Set exercise: Return each line of the listing that contains the string "walked".

Material for the task:
§ §

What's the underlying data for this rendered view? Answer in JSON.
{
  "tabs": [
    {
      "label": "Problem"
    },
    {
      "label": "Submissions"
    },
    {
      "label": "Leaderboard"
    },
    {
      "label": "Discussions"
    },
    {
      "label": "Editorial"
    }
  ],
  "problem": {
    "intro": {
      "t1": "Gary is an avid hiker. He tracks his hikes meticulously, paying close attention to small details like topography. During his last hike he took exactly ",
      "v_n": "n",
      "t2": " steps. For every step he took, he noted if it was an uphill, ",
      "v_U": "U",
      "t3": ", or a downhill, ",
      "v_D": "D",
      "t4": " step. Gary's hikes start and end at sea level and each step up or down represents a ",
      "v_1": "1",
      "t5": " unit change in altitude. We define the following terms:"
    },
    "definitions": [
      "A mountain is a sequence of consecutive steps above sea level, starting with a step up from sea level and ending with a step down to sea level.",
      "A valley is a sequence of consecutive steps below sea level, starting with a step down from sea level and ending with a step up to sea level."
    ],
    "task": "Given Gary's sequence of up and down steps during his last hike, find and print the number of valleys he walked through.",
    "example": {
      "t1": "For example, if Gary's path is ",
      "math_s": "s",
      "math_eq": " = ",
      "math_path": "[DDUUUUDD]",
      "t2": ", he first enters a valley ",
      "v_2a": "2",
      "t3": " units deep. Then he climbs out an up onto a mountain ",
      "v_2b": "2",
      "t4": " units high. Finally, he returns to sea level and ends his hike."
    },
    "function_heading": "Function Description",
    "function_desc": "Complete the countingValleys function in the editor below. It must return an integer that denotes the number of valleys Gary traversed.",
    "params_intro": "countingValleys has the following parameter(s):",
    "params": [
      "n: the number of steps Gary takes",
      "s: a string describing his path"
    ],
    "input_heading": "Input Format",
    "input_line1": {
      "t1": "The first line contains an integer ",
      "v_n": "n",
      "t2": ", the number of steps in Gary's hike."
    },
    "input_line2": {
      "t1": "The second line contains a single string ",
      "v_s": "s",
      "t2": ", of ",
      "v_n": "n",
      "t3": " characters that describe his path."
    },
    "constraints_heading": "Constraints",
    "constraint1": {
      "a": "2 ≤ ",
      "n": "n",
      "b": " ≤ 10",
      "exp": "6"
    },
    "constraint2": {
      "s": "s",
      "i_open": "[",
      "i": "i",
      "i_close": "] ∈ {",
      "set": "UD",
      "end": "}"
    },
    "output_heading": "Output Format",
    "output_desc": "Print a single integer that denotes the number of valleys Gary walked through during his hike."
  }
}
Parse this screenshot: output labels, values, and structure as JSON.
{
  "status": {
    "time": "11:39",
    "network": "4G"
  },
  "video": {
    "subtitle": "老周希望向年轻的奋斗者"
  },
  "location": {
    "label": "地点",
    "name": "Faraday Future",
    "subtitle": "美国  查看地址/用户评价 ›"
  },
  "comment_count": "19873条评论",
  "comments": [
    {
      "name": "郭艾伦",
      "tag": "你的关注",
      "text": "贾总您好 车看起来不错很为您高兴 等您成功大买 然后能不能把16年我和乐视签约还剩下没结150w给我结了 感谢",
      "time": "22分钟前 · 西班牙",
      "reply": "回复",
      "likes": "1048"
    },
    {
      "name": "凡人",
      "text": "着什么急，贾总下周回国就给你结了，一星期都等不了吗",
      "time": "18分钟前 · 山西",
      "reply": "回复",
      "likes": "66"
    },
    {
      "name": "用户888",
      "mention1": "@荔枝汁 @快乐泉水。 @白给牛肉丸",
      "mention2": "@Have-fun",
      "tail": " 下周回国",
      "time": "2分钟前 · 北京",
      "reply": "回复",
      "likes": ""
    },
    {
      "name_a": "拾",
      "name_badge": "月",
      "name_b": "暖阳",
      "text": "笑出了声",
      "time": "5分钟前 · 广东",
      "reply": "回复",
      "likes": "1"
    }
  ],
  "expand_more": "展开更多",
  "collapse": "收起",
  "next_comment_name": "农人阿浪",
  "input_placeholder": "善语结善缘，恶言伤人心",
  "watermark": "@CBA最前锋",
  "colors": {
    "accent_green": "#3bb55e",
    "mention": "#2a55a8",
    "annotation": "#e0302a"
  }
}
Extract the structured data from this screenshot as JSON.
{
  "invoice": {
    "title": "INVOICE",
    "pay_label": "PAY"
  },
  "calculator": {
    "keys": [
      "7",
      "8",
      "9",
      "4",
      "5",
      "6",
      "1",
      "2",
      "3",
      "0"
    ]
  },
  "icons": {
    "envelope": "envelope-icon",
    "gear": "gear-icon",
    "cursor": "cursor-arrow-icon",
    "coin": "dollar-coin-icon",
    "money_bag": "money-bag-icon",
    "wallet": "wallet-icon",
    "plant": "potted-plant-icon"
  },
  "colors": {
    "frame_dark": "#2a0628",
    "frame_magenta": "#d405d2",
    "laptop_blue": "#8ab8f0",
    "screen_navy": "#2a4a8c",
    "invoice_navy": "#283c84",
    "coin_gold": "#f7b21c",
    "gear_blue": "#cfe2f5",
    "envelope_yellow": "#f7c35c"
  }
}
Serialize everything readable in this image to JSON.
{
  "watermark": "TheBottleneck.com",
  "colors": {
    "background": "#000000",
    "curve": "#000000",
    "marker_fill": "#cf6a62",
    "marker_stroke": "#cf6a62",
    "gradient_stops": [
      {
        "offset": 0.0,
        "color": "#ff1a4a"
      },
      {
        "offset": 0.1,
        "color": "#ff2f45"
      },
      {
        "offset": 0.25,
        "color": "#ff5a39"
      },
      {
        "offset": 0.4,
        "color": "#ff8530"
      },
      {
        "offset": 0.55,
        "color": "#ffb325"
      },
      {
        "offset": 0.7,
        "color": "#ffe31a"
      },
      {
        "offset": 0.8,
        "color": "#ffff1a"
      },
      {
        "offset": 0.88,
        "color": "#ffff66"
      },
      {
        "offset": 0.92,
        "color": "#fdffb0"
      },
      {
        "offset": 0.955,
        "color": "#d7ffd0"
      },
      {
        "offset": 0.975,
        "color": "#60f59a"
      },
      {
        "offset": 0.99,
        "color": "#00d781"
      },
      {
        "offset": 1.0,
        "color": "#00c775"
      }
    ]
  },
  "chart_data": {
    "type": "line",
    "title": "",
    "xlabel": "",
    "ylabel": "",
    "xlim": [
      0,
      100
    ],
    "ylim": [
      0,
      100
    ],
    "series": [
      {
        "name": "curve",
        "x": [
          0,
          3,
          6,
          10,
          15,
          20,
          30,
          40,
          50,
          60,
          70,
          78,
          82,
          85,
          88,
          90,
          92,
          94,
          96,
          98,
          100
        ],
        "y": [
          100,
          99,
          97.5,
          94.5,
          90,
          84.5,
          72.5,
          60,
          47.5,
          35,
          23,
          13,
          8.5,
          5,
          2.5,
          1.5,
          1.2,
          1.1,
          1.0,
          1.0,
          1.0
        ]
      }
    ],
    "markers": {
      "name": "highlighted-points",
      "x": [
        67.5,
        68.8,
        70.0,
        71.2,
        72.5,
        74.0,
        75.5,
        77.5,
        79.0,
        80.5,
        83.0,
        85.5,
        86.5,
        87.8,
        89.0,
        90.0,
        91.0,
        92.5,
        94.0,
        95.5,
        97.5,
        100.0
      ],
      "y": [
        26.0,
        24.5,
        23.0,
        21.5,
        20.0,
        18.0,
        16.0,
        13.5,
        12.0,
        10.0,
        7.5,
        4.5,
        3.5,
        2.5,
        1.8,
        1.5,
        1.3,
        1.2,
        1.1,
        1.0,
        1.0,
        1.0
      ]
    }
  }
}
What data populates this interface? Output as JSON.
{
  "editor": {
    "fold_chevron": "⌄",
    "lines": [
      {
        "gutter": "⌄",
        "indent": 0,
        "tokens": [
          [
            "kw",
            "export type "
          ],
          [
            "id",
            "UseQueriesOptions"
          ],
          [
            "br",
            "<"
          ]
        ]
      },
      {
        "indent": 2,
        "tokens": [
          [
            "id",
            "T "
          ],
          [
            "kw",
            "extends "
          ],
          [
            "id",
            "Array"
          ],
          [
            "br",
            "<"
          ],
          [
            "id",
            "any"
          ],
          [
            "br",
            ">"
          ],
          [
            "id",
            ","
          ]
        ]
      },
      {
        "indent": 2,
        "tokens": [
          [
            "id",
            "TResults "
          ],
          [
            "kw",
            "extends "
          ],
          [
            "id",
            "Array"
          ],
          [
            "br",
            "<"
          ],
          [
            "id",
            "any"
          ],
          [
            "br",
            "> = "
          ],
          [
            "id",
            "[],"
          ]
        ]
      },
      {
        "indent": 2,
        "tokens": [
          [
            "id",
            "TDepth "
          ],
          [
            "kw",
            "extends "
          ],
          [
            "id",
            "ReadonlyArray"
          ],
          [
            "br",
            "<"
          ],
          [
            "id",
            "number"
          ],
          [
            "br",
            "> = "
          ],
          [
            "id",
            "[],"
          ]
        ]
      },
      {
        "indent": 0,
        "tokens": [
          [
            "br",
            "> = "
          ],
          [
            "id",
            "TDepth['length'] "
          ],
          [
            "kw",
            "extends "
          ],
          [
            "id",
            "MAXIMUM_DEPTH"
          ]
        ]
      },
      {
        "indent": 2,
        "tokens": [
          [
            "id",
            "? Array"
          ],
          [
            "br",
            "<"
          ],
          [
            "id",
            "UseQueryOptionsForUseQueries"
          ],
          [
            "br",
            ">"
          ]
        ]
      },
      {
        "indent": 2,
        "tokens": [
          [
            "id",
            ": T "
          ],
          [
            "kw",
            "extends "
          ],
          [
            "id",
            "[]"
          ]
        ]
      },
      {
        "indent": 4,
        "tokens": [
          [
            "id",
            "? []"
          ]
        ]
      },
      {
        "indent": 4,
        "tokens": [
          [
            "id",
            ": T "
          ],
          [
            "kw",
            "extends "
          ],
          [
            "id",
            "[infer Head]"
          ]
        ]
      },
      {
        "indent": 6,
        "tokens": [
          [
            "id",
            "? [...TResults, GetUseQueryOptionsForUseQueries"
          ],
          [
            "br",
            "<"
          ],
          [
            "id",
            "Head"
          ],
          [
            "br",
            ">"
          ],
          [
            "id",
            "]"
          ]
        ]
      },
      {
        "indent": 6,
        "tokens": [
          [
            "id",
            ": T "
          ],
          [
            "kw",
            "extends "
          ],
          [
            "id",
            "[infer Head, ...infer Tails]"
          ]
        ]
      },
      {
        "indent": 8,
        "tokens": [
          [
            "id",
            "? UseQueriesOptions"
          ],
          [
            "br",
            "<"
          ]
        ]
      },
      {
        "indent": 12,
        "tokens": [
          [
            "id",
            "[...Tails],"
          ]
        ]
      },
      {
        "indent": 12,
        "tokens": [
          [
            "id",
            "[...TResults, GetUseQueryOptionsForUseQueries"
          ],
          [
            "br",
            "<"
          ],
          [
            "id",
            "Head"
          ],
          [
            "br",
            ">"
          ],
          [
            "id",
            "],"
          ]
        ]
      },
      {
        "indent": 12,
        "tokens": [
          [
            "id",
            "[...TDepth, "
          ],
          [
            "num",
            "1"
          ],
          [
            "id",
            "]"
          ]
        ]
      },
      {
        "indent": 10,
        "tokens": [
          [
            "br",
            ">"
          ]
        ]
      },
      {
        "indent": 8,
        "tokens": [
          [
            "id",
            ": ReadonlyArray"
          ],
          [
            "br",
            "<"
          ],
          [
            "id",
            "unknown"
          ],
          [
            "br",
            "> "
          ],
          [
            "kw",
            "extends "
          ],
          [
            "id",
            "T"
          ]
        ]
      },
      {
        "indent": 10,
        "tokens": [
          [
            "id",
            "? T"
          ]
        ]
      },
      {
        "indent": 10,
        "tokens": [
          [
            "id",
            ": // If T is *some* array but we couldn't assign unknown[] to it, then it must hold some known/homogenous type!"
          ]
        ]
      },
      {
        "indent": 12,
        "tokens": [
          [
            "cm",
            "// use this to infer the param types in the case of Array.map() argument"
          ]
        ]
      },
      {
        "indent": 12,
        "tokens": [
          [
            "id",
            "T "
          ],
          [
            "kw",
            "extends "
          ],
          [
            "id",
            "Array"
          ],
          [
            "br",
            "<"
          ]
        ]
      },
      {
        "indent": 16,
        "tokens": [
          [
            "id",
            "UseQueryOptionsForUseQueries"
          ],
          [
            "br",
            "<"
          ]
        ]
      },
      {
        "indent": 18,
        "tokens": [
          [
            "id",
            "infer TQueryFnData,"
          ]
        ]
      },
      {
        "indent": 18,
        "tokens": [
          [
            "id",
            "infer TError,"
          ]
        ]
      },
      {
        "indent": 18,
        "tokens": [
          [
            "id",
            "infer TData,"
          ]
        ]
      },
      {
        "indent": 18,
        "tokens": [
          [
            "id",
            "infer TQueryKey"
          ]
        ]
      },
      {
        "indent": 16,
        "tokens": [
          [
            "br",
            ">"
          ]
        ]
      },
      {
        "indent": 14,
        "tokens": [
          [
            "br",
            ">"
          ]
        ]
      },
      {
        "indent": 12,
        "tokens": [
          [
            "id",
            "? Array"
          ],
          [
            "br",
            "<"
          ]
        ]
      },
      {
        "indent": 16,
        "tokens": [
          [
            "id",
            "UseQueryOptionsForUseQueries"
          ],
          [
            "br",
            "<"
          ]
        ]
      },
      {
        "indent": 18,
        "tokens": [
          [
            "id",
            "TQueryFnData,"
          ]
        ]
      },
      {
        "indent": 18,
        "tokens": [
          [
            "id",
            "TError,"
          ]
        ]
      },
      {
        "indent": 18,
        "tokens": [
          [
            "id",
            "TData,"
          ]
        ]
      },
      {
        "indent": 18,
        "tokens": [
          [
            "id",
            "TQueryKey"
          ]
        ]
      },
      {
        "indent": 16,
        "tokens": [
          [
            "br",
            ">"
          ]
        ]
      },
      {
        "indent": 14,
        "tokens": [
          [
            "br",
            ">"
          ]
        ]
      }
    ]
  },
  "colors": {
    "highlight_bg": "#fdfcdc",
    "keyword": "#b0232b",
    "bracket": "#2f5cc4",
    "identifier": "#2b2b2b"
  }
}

§ §

Result of this task:
    "task": "Given Gary's sequence of up and down steps during his last hike, find and print the number of valleys he walked through.",
    "output_desc": "Print a single integer that denotes the number of valleys Gary walked through during his hike."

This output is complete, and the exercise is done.